((

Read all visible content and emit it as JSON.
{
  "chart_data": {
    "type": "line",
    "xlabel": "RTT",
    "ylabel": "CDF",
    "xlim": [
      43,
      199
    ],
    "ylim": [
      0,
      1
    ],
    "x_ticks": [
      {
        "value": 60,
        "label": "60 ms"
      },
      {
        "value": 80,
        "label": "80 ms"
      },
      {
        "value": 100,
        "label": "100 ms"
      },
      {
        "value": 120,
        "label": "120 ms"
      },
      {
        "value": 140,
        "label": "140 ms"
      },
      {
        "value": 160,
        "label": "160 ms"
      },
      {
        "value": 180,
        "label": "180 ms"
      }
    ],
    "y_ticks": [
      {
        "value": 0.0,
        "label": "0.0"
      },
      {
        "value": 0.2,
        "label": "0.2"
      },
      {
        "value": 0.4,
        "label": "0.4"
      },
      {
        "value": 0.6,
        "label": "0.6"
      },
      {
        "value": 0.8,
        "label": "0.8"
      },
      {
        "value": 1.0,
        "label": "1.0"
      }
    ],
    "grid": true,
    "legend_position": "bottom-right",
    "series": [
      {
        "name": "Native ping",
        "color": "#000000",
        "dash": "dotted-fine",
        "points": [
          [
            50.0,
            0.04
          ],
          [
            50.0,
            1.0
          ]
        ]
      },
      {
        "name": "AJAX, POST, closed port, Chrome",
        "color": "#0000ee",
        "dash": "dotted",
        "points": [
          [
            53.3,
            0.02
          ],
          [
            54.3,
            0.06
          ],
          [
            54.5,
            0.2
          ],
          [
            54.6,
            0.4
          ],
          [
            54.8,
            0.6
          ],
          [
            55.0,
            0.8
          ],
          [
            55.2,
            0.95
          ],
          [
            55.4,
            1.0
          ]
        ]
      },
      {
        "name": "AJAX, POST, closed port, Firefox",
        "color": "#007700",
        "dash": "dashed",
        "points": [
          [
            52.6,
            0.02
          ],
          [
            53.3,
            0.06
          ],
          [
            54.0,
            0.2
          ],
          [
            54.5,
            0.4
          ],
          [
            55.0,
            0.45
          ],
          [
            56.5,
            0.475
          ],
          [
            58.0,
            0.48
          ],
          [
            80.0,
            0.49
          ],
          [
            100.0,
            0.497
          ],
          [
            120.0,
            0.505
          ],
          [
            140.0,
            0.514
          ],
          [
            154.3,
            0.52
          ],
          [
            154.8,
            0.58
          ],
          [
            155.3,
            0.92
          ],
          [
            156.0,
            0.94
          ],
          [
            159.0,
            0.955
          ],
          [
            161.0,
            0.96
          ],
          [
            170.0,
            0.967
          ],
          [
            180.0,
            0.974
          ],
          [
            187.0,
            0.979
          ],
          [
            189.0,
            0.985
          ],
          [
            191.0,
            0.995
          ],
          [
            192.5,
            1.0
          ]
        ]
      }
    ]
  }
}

))

→ Exercise goal:
Copy all the lines above that hold the string "color".

→ Answer to this problem:
        "color": "#000000",
        "color": "#0000ee",
        "color": "#007700",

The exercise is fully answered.